### Instruction
Copy every line of the records below, character for character and with nothing changed.

### Available records

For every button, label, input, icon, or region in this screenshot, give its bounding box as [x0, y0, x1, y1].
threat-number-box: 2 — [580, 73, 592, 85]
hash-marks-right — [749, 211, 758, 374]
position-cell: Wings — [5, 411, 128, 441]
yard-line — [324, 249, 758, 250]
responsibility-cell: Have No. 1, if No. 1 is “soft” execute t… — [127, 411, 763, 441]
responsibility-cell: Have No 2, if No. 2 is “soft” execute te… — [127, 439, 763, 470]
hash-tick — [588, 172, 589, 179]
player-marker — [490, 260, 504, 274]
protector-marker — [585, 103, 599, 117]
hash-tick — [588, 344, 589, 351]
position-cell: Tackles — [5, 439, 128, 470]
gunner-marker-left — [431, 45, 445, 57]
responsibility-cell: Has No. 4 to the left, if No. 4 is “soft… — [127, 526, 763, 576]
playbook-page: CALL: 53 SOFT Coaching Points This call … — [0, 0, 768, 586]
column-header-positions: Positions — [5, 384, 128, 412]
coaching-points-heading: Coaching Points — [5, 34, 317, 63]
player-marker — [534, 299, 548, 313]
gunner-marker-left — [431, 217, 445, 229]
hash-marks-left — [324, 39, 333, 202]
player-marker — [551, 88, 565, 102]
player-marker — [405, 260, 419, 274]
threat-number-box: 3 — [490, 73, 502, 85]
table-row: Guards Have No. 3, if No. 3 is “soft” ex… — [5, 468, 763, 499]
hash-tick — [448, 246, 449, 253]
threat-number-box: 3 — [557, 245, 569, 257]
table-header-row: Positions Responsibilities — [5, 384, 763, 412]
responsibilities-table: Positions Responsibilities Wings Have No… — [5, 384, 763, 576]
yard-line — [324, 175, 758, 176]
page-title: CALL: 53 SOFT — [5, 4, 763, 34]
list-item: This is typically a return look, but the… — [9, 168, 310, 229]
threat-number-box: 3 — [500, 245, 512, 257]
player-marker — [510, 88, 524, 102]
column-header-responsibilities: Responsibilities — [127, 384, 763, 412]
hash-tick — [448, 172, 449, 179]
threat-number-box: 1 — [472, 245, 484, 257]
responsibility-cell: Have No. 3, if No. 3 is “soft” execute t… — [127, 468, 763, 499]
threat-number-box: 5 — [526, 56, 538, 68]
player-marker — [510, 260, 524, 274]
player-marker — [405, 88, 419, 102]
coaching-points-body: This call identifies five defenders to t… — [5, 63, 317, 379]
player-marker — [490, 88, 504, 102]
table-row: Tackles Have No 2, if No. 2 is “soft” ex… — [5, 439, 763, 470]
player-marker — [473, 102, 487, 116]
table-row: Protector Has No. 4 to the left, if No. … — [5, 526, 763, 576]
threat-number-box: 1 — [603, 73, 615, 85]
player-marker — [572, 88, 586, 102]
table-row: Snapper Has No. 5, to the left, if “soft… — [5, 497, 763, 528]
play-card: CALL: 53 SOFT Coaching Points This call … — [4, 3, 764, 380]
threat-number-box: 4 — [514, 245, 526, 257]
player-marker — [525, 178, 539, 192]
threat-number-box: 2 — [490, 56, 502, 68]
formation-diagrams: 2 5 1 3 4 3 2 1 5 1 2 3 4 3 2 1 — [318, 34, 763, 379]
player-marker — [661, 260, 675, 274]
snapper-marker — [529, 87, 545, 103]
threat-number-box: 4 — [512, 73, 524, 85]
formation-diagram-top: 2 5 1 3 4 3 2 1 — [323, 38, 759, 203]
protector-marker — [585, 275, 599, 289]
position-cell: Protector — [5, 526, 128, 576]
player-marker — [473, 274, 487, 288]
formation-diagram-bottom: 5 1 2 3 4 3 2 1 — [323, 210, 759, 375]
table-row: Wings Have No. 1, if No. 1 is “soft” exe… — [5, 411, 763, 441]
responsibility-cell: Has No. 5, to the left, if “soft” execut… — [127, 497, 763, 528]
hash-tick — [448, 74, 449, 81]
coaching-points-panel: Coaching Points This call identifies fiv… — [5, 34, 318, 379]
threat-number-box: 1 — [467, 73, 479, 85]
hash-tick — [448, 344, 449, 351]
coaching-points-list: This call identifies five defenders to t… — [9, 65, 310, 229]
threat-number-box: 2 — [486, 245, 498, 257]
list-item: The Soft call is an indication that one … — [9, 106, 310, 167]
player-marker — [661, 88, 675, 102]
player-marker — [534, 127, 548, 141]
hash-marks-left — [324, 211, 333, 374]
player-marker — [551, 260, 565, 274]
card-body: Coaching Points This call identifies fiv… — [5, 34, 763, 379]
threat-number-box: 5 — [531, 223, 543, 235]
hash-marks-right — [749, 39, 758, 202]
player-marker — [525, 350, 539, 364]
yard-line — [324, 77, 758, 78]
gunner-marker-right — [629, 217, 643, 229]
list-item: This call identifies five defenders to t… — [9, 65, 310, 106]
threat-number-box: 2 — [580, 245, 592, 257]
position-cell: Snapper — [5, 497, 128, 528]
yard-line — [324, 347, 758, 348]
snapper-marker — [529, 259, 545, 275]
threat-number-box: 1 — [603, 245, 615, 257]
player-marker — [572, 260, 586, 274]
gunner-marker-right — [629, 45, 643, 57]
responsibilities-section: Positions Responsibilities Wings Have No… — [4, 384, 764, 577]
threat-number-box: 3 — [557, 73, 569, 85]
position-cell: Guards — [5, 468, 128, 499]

### Full output
For every button, label, input, icon, or region in this screenshot, give its bounding box as [x0, y0, x1, y1].
threat-number-box: 2 — [580, 73, 592, 85]
hash-marks-right — [749, 211, 758, 374]
position-cell: Wings — [5, 411, 128, 441]
yard-line — [324, 249, 758, 250]
responsibility-cell: Have No. 1, if No. 1 is “soft” execute t… — [127, 411, 763, 441]
responsibility-cell: Have No 2, if No. 2 is “soft” execute te… — [127, 439, 763, 470]
hash-tick — [588, 172, 589, 179]
player-marker — [490, 260, 504, 274]
protector-marker — [585, 103, 599, 117]
hash-tick — [588, 344, 589, 351]
position-cell: Tackles — [5, 439, 128, 470]
gunner-marker-left — [431, 45, 445, 57]
responsibility-cell: Has No. 4 to the left, if No. 4 is “soft… — [127, 526, 763, 576]
playbook-page: CALL: 53 SOFT Coaching Points This call … — [0, 0, 768, 586]
column-header-positions: Positions — [5, 384, 128, 412]
coaching-points-heading: Coaching Points — [5, 34, 317, 63]
player-marker — [534, 299, 548, 313]
gunner-marker-left — [431, 217, 445, 229]
hash-marks-left — [324, 39, 333, 202]
player-marker — [551, 88, 565, 102]
player-marker — [405, 260, 419, 274]
threat-number-box: 3 — [490, 73, 502, 85]
table-row: Guards Have No. 3, if No. 3 is “soft” ex… — [5, 468, 763, 499]
hash-tick — [448, 246, 449, 253]
threat-number-box: 3 — [557, 245, 569, 257]
table-header-row: Positions Responsibilities — [5, 384, 763, 412]
responsibilities-table: Positions Responsibilities Wings Have No… — [5, 384, 763, 576]
yard-line — [324, 175, 758, 176]
page-title: CALL: 53 SOFT — [5, 4, 763, 34]
list-item: This is typically a return look, but the… — [9, 168, 310, 229]
threat-number-box: 3 — [500, 245, 512, 257]
player-marker — [510, 88, 524, 102]
column-header-responsibilities: Responsibilities — [127, 384, 763, 412]
hash-tick — [448, 172, 449, 179]
threat-number-box: 1 — [472, 245, 484, 257]
responsibility-cell: Have No. 3, if No. 3 is “soft” execute t… — [127, 468, 763, 499]
threat-number-box: 5 — [526, 56, 538, 68]
player-marker — [510, 260, 524, 274]
player-marker — [405, 88, 419, 102]
coaching-points-body: This call identifies five defenders to t… — [5, 63, 317, 379]
player-marker — [490, 88, 504, 102]
table-row: Tackles Have No 2, if No. 2 is “soft” ex… — [5, 439, 763, 470]
player-marker — [473, 102, 487, 116]
table-row: Protector Has No. 4 to the left, if No. … — [5, 526, 763, 576]
threat-number-box: 1 — [603, 73, 615, 85]
player-marker — [572, 88, 586, 102]
table-row: Snapper Has No. 5, to the left, if “soft… — [5, 497, 763, 528]
play-card: CALL: 53 SOFT Coaching Points This call … — [4, 3, 764, 380]
threat-number-box: 4 — [514, 245, 526, 257]
player-marker — [525, 178, 539, 192]
threat-number-box: 2 — [490, 56, 502, 68]
formation-diagrams: 2 5 1 3 4 3 2 1 5 1 2 3 4 3 2 1 — [318, 34, 763, 379]
player-marker — [661, 260, 675, 274]
snapper-marker — [529, 87, 545, 103]
threat-number-box: 4 — [512, 73, 524, 85]
formation-diagram-top: 2 5 1 3 4 3 2 1 — [323, 38, 759, 203]
protector-marker — [585, 275, 599, 289]
position-cell: Protector — [5, 526, 128, 576]
player-marker — [473, 274, 487, 288]
formation-diagram-bottom: 5 1 2 3 4 3 2 1 — [323, 210, 759, 375]
table-row: Wings Have No. 1, if No. 1 is “soft” exe… — [5, 411, 763, 441]
responsibility-cell: Has No. 5, to the left, if “soft” execut… — [127, 497, 763, 528]
hash-tick — [448, 74, 449, 81]
coaching-points-panel: Coaching Points This call identifies fiv… — [5, 34, 318, 379]
threat-number-box: 1 — [467, 73, 479, 85]
hash-tick — [448, 344, 449, 351]
coaching-points-list: This call identifies five defenders to t… — [9, 65, 310, 229]
threat-number-box: 2 — [486, 245, 498, 257]
list-item: The Soft call is an indication that one … — [9, 106, 310, 167]
player-marker — [661, 88, 675, 102]
player-marker — [534, 127, 548, 141]
hash-marks-left — [324, 211, 333, 374]
player-marker — [551, 260, 565, 274]
card-body: Coaching Points This call identifies fiv… — [5, 34, 763, 379]
threat-number-box: 5 — [531, 223, 543, 235]
hash-marks-right — [749, 39, 758, 202]
player-marker — [525, 350, 539, 364]
yard-line — [324, 77, 758, 78]
gunner-marker-right — [629, 217, 643, 229]
list-item: This call identifies five defenders to t… — [9, 65, 310, 106]
threat-number-box: 2 — [580, 245, 592, 257]
position-cell: Snapper — [5, 497, 128, 528]
yard-line — [324, 347, 758, 348]
snapper-marker — [529, 259, 545, 275]
threat-number-box: 1 — [603, 245, 615, 257]
player-marker — [572, 260, 586, 274]
gunner-marker-right — [629, 45, 643, 57]
responsibilities-section: Positions Responsibilities Wings Have No… — [4, 384, 764, 577]
threat-number-box: 3 — [557, 73, 569, 85]
position-cell: Guards — [5, 468, 128, 499]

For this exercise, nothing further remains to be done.